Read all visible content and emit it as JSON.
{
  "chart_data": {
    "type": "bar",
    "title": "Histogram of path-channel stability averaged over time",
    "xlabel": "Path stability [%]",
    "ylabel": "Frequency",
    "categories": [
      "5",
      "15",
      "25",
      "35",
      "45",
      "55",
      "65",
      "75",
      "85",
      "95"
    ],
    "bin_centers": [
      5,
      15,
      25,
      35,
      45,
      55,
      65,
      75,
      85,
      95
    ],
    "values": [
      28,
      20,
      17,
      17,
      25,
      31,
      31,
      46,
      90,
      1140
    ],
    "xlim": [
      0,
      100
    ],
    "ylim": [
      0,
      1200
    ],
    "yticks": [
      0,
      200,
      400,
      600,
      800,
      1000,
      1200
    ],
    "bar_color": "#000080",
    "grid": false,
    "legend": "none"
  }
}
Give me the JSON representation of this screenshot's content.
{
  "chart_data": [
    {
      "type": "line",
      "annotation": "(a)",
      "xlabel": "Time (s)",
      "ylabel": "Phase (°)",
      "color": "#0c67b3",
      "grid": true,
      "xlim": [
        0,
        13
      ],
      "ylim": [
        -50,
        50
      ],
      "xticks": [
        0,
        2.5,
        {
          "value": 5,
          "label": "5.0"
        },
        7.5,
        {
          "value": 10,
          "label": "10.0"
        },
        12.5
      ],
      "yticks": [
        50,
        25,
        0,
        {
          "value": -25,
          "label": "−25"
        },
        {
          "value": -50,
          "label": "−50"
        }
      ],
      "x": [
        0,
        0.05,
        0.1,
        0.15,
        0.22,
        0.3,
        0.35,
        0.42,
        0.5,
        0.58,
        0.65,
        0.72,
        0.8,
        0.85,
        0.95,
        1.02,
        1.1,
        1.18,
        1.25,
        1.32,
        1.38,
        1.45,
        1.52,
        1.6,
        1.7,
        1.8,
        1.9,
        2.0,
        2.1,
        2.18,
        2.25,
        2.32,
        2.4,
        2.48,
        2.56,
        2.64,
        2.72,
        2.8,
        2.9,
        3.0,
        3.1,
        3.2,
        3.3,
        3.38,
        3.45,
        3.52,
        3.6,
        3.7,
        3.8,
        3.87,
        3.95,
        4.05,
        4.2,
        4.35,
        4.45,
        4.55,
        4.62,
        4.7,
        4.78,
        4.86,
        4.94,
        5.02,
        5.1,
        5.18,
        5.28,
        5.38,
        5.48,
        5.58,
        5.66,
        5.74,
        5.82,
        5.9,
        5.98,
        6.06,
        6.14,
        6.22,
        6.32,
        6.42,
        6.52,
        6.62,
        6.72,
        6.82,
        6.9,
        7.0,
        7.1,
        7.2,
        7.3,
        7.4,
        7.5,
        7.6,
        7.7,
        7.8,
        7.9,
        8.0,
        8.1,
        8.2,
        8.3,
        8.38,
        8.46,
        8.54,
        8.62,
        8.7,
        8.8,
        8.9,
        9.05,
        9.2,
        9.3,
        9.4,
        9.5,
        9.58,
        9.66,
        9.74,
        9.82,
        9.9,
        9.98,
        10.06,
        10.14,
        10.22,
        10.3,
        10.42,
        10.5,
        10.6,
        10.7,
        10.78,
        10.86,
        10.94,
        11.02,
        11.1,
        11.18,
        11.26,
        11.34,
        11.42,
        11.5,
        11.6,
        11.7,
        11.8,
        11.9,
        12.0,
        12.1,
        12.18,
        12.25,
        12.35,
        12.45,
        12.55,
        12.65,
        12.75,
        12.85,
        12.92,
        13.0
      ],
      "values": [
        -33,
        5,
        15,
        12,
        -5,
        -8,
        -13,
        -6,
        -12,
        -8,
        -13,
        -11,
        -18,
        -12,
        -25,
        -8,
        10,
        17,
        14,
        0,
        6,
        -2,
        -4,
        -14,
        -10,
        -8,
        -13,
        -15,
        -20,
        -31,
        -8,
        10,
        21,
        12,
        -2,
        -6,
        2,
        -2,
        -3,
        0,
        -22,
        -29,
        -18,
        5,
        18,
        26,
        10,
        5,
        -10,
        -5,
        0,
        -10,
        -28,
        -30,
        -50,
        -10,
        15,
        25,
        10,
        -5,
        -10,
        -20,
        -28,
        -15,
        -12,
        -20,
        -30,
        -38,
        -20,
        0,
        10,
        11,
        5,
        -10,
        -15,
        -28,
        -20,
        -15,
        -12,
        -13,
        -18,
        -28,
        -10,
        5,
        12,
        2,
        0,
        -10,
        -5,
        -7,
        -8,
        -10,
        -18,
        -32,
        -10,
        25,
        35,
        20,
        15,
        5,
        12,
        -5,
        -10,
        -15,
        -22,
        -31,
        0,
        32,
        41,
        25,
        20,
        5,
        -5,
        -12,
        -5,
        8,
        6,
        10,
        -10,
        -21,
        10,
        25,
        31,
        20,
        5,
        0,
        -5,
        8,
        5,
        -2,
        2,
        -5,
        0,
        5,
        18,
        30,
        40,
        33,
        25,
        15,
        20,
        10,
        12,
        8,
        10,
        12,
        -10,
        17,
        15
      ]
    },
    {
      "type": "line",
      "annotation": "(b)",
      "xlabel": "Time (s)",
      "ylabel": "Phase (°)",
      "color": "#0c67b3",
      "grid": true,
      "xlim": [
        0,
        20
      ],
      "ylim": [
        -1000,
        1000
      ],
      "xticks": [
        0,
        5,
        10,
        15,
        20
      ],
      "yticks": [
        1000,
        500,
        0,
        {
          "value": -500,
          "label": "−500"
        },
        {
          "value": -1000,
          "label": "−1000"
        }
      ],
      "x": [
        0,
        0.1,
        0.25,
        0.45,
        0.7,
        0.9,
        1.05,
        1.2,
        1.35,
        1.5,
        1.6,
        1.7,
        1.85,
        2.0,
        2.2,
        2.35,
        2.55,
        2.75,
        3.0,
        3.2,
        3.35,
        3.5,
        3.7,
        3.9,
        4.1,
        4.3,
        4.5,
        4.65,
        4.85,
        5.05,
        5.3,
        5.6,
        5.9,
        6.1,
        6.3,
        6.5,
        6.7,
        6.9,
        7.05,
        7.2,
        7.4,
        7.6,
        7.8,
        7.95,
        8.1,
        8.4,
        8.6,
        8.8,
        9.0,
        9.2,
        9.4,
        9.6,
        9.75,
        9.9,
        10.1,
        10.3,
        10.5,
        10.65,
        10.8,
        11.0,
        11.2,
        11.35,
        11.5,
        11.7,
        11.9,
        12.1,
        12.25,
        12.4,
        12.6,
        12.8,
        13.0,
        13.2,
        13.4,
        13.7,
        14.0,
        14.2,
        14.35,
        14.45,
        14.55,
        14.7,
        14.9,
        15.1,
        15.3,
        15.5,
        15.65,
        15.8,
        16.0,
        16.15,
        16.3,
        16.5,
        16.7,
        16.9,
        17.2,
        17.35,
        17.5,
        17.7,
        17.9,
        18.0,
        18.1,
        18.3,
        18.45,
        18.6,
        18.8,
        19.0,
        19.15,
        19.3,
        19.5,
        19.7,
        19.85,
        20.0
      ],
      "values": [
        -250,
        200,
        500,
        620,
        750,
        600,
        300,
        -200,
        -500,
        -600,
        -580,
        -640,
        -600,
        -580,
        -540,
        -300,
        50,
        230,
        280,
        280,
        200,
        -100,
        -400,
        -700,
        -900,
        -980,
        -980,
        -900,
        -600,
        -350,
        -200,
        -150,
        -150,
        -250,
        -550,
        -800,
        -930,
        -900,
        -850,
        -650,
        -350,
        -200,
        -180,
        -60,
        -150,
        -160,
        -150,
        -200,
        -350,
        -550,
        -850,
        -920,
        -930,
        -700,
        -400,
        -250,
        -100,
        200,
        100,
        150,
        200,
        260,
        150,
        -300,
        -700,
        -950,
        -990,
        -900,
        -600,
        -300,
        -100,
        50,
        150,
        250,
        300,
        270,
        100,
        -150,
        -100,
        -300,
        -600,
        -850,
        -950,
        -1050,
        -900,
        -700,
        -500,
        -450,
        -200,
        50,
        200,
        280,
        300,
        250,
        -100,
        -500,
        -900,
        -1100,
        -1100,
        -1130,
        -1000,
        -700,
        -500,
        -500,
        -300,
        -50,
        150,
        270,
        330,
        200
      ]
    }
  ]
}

════════════════

> WHAT IS BEING ASKED: Which lines hold the word "content"? Copy all of them.

> RESULT BELOW:
Read all visible content and emit it as JSON.
Give me the JSON representation of this screenshot's content.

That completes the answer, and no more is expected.